■ **Required task**: Return each line containing "name".

□ □ □ □

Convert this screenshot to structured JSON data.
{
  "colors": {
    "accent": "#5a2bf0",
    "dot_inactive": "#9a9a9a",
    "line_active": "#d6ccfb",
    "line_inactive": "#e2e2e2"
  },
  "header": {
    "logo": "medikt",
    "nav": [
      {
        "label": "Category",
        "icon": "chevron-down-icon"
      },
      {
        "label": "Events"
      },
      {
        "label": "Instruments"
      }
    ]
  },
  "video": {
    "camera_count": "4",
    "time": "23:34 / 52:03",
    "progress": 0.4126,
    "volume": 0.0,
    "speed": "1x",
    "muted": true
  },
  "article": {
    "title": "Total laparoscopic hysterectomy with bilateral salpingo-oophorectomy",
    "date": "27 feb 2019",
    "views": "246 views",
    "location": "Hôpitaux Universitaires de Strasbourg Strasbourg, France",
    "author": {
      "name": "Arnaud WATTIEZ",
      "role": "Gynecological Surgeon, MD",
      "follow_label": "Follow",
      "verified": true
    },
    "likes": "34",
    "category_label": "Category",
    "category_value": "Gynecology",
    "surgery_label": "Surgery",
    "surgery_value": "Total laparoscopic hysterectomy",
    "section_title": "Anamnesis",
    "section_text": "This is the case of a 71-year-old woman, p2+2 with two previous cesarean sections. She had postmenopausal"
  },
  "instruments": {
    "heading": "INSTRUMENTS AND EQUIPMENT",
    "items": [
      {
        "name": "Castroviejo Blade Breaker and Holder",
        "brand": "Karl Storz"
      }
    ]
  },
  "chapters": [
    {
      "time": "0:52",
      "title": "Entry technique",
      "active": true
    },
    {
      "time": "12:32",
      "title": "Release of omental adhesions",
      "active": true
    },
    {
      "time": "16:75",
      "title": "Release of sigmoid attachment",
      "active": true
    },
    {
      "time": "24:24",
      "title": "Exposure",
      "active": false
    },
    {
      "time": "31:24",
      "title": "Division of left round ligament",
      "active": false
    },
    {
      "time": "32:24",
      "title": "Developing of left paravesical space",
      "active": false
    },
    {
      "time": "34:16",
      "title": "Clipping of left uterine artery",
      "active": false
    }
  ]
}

□ □ □ □

■ **In response**:
      "name": "Arnaud WATTIEZ",
        "name": "Castroviejo Blade Breaker and Holder",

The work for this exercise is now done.